TASK: From the entries below, gather each line containing the word "複数回答可です".

GIVEN RECORDS:
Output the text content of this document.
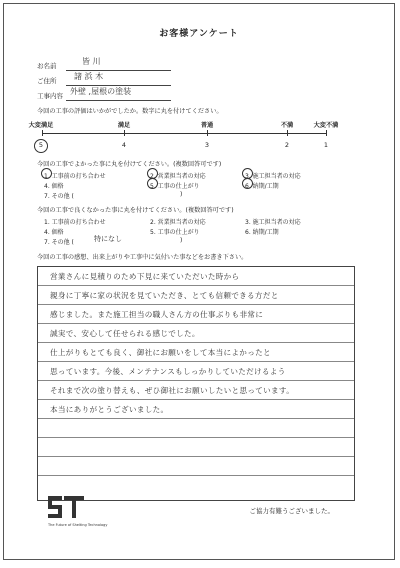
お客様アンケート
お名前	皆 川
ご住所 諸 浜 木
工事内容 外壁 ,屋根の塗装
今回の工事の評価はいかがでしたか。数字に丸を付けてください。
大変満足	満足	普通	不満	大変不満
5	4	3	2	1
今回の工事でよかった事に丸を付けてください。(複数回答可です)
1. 工事前の打ち合わせ	2. 営業担当者の対応	3. 施工担当者の対応
4. 価格	5. 工事の仕上がり	6. 納期/工期
7. その他 (	)
今回の工事で良くなかった事に丸を付けてください。(複数回答可です)
1. 工事前の打ち合わせ	2. 営業担当者の対応	3. 施工担当者の対応
4. 価格	5. 工事の仕上がり	6. 納期/工期
7. その他 (	特になし	)
今回の工事の感想、出来上がりや工事中に気付いた事などをお書き下さい。
営業さんに見積りのため下見に来ていただいた時から
親身に丁寧に家の状況を見ていただき、とても信頼できる方だと
感じました。また施工担当の職人さん方の仕事ぶりも非常に
誠実で、安心して任せられる感じでした。
仕上がりもとても良く、御社にお願いをして本当によかったと
思っています。今後、メンテナンスもしっかりしていただけるよう
それまで次の塗り替えも、ぜひ御社にお願いしたいと思っています。
本当にありがとうございました。
The Future of Shelting Technology
ご協力有難うございました。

RESULT OF THIS TASK:
今回の工事でよかった事に丸を付けてください。(複数回答可です)
今回の工事で良くなかった事に丸を付けてください。(複数回答可です)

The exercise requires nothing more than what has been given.